Go through the data below. Pull out every line that has the word "Abstract".

• • • • •

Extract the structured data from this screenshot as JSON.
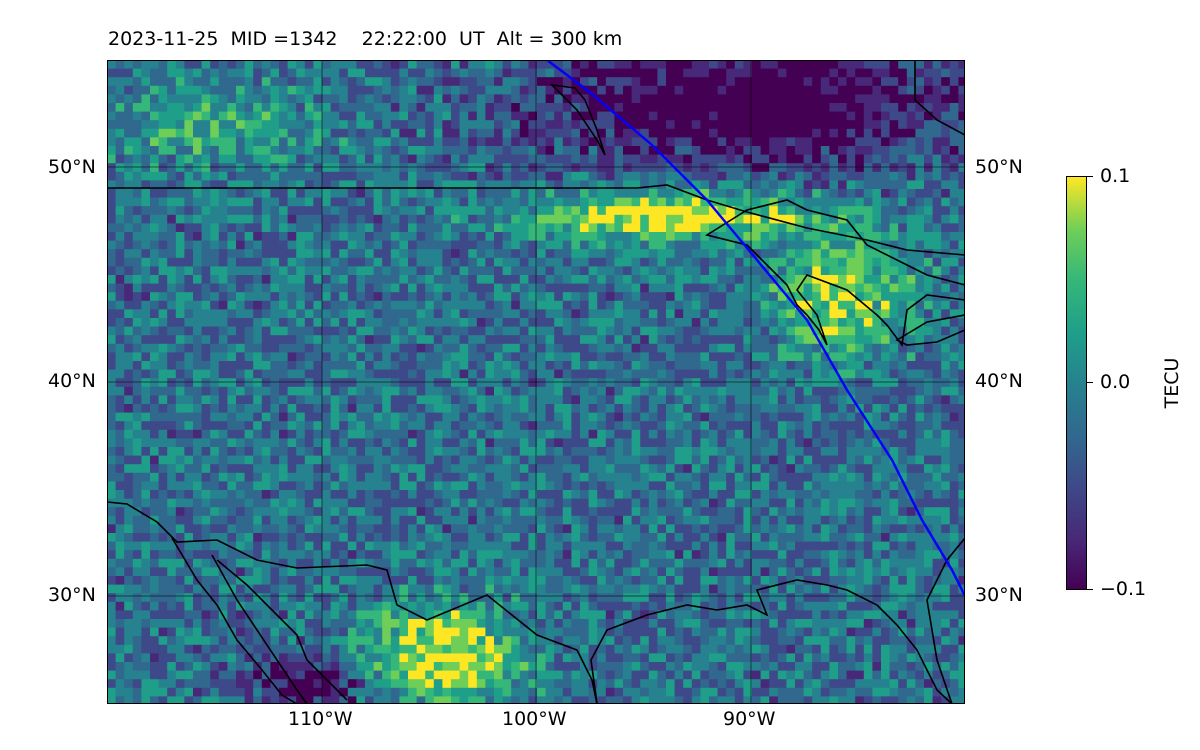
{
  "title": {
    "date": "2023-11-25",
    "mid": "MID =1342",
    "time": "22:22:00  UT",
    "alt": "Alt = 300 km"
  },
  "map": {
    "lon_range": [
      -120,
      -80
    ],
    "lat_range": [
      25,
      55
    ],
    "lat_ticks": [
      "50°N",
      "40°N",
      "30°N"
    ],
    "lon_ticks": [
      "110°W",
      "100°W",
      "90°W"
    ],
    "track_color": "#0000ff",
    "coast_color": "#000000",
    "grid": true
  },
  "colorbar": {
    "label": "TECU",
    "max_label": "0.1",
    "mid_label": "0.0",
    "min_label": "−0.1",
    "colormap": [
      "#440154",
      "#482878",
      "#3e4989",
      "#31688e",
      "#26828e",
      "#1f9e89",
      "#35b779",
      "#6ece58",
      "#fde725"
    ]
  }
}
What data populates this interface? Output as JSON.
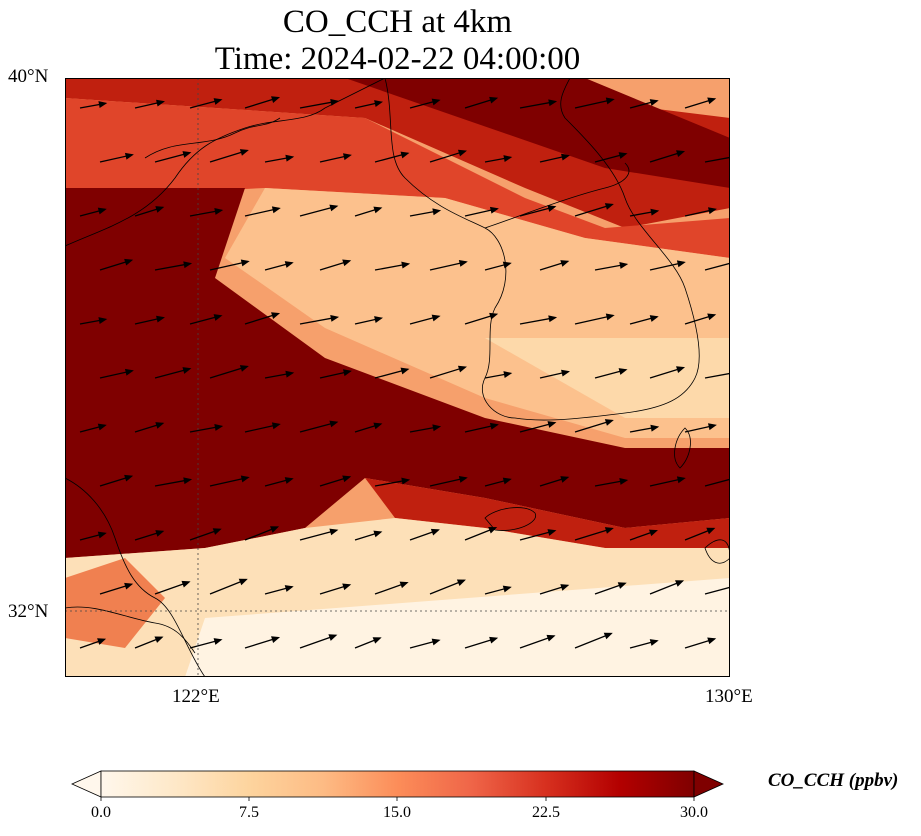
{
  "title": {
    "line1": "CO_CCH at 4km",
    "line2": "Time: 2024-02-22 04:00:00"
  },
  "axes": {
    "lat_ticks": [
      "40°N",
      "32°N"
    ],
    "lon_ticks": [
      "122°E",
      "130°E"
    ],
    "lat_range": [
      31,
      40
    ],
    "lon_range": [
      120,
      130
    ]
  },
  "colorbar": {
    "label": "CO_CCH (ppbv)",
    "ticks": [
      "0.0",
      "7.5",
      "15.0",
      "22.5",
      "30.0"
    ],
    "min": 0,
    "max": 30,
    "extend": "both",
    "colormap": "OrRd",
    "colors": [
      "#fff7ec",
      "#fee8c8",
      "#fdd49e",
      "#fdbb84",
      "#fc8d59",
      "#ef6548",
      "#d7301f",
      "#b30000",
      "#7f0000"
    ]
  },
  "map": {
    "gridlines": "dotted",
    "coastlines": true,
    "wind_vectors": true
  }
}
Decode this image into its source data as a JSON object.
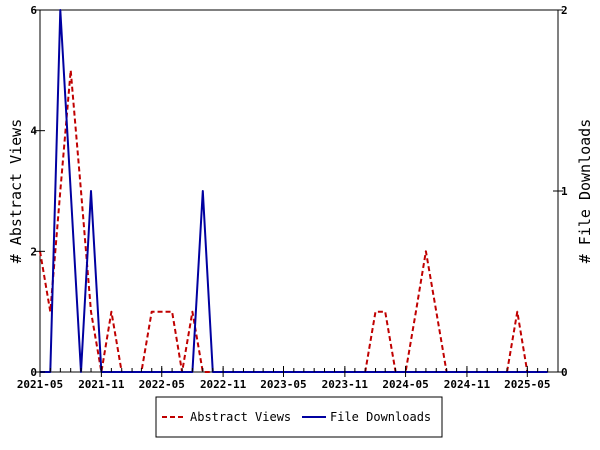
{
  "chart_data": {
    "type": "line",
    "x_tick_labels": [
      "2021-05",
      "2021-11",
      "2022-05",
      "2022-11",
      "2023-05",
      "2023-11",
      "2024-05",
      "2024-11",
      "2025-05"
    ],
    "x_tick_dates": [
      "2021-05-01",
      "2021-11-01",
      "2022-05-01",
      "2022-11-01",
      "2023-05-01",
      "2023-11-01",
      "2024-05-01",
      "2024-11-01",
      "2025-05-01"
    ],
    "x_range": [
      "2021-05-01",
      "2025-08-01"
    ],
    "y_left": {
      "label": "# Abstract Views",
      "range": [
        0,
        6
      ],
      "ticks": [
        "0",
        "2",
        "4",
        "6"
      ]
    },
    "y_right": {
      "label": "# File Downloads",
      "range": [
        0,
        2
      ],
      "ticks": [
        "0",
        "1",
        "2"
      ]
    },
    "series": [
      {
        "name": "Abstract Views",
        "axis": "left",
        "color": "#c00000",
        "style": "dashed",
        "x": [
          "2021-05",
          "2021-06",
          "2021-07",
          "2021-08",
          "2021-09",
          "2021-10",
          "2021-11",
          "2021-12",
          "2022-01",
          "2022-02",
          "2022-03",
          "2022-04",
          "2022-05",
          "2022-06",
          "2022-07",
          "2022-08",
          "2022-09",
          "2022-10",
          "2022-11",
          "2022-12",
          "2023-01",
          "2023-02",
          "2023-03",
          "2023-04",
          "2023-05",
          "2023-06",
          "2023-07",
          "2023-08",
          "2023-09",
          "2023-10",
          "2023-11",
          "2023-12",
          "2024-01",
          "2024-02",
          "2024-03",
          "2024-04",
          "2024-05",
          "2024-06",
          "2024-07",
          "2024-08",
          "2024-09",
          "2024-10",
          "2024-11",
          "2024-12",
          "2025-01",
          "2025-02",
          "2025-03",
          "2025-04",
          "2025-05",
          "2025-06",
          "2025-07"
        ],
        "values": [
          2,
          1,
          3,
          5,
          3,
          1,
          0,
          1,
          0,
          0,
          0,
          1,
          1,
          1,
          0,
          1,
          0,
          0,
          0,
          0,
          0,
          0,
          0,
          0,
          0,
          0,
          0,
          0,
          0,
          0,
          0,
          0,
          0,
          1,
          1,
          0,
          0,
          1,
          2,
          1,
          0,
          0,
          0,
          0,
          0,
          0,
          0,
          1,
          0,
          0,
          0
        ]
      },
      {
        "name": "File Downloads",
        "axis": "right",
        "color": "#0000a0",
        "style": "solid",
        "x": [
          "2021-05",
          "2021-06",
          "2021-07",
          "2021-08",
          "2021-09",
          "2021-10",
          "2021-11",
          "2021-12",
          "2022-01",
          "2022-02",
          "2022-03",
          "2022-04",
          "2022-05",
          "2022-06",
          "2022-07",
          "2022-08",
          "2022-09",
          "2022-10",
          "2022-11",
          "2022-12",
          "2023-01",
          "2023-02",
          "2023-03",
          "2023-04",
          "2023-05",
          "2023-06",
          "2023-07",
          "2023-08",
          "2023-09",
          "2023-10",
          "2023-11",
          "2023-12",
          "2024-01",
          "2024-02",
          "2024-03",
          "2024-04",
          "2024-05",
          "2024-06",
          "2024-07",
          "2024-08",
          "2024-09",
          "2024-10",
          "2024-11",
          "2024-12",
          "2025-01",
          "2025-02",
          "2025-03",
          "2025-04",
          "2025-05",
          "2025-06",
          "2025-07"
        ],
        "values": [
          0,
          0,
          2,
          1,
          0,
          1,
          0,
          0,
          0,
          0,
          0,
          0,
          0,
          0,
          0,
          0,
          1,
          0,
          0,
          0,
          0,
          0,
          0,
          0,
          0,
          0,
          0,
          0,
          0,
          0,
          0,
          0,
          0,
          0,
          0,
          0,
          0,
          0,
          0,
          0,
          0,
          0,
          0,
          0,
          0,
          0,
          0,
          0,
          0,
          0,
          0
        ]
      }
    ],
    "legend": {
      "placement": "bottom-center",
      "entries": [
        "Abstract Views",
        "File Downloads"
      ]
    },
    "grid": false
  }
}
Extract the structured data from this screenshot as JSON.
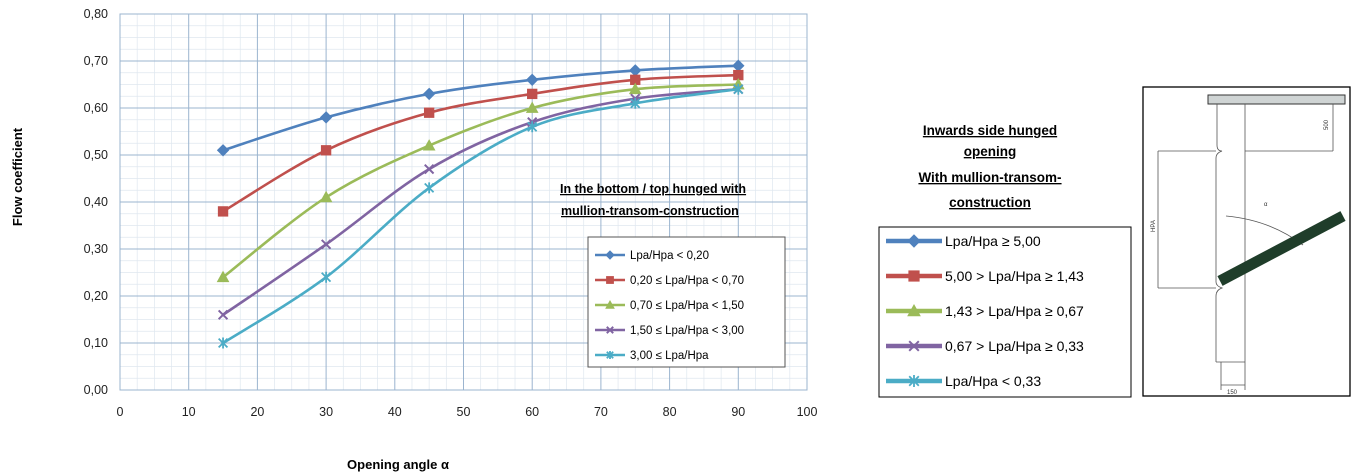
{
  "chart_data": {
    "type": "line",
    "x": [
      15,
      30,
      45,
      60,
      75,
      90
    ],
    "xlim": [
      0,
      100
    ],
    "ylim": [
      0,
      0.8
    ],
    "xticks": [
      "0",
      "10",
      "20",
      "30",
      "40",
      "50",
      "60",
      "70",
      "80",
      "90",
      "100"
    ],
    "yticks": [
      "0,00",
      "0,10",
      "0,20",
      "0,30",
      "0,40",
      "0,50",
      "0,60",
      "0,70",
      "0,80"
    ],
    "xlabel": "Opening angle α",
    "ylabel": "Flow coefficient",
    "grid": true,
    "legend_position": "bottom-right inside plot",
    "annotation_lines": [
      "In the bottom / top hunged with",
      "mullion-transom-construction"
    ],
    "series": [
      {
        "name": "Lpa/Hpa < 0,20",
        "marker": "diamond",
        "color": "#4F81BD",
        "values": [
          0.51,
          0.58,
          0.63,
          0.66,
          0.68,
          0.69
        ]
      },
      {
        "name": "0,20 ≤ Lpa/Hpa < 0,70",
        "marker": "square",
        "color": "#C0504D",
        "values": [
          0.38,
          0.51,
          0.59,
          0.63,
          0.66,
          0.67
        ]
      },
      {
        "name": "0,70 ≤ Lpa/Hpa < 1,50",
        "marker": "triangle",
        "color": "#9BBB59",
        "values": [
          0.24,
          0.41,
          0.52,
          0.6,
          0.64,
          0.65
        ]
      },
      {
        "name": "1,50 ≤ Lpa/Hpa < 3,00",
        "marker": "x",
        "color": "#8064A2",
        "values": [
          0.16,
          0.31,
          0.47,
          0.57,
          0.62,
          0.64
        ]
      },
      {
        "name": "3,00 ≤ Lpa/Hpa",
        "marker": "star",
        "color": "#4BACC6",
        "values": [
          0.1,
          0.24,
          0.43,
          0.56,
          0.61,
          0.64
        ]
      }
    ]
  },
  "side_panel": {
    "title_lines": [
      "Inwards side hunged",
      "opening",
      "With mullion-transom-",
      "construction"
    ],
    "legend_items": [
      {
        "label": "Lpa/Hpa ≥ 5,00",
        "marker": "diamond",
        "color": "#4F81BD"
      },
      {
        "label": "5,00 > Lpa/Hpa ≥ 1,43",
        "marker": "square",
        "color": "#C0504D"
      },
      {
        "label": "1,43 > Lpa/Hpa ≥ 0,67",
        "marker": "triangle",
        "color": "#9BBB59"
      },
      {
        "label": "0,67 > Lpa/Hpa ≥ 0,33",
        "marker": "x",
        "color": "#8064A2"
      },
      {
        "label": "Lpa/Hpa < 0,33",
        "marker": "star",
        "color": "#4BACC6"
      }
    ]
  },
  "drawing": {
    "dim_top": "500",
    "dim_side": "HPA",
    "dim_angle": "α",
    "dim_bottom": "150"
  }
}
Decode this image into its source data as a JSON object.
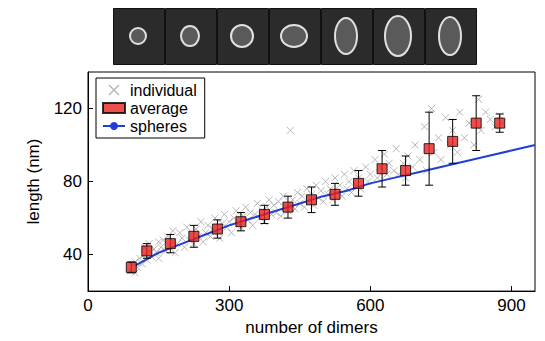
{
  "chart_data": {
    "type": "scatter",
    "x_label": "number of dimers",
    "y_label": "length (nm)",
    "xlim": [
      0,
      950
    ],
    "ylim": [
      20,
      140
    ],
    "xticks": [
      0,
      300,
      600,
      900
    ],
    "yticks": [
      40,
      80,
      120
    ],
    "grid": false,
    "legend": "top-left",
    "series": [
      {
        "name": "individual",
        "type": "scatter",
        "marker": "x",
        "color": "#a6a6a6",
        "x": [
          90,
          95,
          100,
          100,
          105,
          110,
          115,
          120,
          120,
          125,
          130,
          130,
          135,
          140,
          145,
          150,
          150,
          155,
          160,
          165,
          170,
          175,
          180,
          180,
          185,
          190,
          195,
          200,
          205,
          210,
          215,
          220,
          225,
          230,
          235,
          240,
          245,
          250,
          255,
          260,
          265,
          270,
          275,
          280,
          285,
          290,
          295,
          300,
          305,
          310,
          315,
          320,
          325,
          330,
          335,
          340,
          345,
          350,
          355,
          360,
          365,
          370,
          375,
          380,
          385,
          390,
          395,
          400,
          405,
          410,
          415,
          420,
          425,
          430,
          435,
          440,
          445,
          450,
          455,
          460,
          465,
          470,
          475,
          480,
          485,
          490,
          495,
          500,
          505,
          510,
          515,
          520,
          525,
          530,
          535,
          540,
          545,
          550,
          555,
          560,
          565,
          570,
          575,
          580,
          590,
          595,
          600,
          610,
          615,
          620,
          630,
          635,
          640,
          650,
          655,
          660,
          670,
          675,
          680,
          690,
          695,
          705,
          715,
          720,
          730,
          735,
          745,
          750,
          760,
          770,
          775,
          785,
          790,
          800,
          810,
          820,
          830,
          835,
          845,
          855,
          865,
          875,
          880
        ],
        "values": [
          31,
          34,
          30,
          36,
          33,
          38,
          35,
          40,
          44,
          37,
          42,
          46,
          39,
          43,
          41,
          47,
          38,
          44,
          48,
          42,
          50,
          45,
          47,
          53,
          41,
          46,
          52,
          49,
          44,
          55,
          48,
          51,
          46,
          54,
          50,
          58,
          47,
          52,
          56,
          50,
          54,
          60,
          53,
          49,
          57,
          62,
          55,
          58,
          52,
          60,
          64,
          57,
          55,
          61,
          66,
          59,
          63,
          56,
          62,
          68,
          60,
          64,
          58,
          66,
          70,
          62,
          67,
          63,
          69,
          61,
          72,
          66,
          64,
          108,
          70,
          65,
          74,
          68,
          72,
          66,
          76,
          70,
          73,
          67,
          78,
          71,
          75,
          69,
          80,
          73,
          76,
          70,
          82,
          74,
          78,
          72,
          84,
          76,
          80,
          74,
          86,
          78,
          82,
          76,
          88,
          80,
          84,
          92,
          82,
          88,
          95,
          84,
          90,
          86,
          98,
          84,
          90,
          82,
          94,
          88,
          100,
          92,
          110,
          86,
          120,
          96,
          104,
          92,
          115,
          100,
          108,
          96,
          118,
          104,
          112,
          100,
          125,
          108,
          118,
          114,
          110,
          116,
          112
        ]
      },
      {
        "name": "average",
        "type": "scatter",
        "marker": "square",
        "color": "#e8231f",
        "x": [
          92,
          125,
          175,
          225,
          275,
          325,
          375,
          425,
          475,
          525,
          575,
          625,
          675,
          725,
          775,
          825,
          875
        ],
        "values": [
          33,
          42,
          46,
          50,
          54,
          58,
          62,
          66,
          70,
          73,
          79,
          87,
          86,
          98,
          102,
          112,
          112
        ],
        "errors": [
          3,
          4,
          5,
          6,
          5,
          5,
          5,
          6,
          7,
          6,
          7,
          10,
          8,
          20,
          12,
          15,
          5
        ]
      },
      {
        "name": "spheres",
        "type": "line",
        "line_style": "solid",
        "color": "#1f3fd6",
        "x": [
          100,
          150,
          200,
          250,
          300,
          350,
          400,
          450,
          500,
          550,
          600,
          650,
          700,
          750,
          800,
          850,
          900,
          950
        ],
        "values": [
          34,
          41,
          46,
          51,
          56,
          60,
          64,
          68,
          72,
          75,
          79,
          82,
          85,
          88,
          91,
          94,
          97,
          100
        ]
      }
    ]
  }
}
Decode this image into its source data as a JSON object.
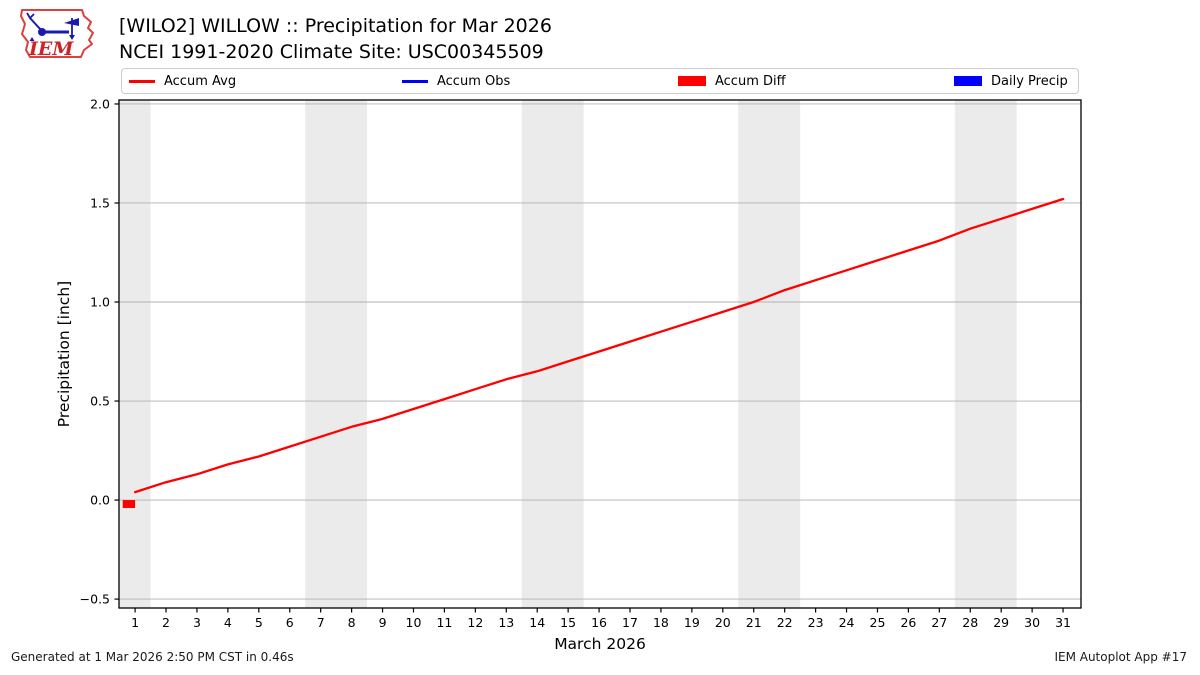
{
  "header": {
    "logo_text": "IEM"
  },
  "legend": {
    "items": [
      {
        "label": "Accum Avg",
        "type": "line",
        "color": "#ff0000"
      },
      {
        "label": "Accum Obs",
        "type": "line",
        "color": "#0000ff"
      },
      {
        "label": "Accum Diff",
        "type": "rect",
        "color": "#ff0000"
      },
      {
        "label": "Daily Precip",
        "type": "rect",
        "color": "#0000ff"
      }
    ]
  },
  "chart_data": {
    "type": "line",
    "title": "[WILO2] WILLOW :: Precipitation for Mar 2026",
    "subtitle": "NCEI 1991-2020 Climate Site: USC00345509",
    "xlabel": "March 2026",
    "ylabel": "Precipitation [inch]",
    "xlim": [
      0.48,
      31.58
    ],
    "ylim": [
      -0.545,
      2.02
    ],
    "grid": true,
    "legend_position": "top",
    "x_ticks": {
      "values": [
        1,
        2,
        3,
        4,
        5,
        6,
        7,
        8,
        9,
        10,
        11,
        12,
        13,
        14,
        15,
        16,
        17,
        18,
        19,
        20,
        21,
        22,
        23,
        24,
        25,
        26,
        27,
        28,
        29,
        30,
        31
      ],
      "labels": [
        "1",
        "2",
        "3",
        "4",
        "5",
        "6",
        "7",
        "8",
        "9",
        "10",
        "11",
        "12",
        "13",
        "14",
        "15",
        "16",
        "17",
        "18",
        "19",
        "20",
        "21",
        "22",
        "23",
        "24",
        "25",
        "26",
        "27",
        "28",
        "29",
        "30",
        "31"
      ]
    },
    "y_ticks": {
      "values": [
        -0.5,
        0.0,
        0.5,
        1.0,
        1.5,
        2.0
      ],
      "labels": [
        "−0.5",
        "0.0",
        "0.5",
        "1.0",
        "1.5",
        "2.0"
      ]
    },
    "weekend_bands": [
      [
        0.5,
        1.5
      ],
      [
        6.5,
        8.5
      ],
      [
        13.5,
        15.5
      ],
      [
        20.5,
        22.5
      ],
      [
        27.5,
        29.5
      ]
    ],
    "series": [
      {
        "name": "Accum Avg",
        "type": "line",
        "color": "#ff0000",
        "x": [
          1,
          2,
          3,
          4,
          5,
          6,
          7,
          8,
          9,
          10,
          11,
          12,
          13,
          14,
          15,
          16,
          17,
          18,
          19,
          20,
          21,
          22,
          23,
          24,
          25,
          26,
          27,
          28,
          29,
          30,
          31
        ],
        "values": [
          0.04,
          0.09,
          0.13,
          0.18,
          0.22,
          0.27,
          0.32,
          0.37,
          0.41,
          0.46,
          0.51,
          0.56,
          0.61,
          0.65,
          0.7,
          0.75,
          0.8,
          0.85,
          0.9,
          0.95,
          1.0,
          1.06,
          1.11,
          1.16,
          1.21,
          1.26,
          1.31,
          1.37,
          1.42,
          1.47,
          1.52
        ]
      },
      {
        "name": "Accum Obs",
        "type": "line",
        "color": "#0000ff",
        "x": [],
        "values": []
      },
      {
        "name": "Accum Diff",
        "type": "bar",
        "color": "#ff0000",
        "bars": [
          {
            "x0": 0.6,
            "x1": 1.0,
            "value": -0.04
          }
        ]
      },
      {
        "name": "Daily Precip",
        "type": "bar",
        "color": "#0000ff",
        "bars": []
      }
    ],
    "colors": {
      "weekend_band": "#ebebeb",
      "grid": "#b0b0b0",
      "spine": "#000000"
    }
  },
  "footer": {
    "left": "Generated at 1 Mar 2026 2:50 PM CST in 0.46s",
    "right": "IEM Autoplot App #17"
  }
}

• • • • •

▸ **Exercise answer**:
      "label": "# Abstract Views",
        "name": "Abstract Views",
        "Abstract Views",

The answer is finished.